[WHAT YOU ARE ASKED TO DO]:
Every entry, from first to last, is to be retyped without any alteration.
RECORD SET below:
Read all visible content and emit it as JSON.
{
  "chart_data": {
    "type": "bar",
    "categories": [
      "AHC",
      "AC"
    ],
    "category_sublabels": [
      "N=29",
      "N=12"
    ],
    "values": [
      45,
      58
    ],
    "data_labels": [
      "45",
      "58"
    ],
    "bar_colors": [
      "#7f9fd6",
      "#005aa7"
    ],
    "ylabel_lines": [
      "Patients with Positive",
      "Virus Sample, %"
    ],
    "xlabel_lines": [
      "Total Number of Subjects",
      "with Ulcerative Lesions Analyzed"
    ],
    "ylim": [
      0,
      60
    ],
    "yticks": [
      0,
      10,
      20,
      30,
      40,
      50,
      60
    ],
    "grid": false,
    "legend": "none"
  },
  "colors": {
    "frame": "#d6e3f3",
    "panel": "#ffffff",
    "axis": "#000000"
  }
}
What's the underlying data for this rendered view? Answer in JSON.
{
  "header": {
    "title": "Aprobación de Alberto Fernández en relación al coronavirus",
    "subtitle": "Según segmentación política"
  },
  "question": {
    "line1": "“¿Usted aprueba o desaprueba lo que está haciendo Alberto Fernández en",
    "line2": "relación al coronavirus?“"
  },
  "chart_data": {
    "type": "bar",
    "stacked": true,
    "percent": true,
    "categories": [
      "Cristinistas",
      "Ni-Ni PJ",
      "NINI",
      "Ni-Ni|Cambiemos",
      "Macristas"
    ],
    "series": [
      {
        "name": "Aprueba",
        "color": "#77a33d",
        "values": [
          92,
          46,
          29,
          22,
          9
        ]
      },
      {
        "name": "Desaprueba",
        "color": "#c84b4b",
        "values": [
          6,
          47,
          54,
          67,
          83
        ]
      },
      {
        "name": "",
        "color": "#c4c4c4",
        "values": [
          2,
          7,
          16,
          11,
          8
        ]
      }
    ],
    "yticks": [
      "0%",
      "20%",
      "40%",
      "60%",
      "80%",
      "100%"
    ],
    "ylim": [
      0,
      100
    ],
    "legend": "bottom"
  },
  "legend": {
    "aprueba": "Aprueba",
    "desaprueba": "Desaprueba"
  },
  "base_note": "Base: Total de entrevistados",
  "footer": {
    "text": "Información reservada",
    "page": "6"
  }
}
End of RECORD SET.
[SOLUTION TO THE EXERCISE]:
Read all visible content and emit it as JSON.
{
  "chart_data": {
    "type": "bar",
    "categories": [
      "AHC",
      "AC"
    ],
    "category_sublabels": [
      "N=29",
      "N=12"
    ],
    "values": [
      45,
      58
    ],
    "data_labels": [
      "45",
      "58"
    ],
    "bar_colors": [
      "#7f9fd6",
      "#005aa7"
    ],
    "ylabel_lines": [
      "Patients with Positive",
      "Virus Sample, %"
    ],
    "xlabel_lines": [
      "Total Number of Subjects",
      "with Ulcerative Lesions Analyzed"
    ],
    "ylim": [
      0,
      60
    ],
    "yticks": [
      0,
      10,
      20,
      30,
      40,
      50,
      60
    ],
    "grid": false,
    "legend": "none"
  },
  "colors": {
    "frame": "#d6e3f3",
    "panel": "#ffffff",
    "axis": "#000000"
  }
}
What's the underlying data for this rendered view? Answer in JSON.
{
  "header": {
    "title": "Aprobación de Alberto Fernández en relación al coronavirus",
    "subtitle": "Según segmentación política"
  },
  "question": {
    "line1": "“¿Usted aprueba o desaprueba lo que está haciendo Alberto Fernández en",
    "line2": "relación al coronavirus?“"
  },
  "chart_data": {
    "type": "bar",
    "stacked": true,
    "percent": true,
    "categories": [
      "Cristinistas",
      "Ni-Ni PJ",
      "NINI",
      "Ni-Ni|Cambiemos",
      "Macristas"
    ],
    "series": [
      {
        "name": "Aprueba",
        "color": "#77a33d",
        "values": [
          92,
          46,
          29,
          22,
          9
        ]
      },
      {
        "name": "Desaprueba",
        "color": "#c84b4b",
        "values": [
          6,
          47,
          54,
          67,
          83
        ]
      },
      {
        "name": "",
        "color": "#c4c4c4",
        "values": [
          2,
          7,
          16,
          11,
          8
        ]
      }
    ],
    "yticks": [
      "0%",
      "20%",
      "40%",
      "60%",
      "80%",
      "100%"
    ],
    "ylim": [
      0,
      100
    ],
    "legend": "bottom"
  },
  "legend": {
    "aprueba": "Aprueba",
    "desaprueba": "Desaprueba"
  },
  "base_note": "Base: Total de entrevistados",
  "footer": {
    "text": "Información reservada",
    "page": "6"
  }
}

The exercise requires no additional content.